- [Task to carry out]: Exactly reproduce the lines beginning with the line that includes "Output the text content of this document." and ending with the last line of the data.

- [Entries supplied]:
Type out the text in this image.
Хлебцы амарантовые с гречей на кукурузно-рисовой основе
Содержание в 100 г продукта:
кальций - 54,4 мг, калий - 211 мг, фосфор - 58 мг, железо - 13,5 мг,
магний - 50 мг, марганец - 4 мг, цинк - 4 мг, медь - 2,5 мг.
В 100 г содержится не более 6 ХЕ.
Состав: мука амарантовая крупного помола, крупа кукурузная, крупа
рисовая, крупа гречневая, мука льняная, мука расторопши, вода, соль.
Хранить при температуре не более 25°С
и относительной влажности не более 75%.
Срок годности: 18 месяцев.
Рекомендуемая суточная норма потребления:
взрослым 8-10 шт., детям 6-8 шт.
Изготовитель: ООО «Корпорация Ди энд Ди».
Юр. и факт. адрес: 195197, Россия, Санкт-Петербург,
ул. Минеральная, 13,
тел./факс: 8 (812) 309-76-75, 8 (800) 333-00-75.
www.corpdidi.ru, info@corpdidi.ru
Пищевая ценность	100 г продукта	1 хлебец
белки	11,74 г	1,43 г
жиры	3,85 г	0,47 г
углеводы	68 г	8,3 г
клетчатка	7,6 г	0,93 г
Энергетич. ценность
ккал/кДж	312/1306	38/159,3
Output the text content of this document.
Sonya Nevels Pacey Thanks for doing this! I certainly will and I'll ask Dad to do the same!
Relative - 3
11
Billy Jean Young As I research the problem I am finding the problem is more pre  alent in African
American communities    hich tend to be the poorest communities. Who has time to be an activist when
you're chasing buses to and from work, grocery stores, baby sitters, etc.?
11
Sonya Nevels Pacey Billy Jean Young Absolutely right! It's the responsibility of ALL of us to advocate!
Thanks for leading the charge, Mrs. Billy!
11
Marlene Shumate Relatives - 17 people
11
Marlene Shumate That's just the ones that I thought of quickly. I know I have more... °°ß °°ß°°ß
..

- [Task solution]:
Output the text content of this document.
Sonya Nevels Pacey Thanks for doing this! I certainly will and I'll ask Dad to do the same!
Relative - 3
11
Billy Jean Young As I research the problem I am finding the problem is more pre  alent in African
American communities    hich tend to be the poorest communities. Who has time to be an activist when
you're chasing buses to and from work, grocery stores, baby sitters, etc.?
11
Sonya Nevels Pacey Billy Jean Young Absolutely right! It's the responsibility of ALL of us to advocate!
Thanks for leading the charge, Mrs. Billy!
11
Marlene Shumate Relatives - 17 people
11
Marlene Shumate That's just the ones that I thought of quickly. I know I have more... °°ß °°ß°°ß
..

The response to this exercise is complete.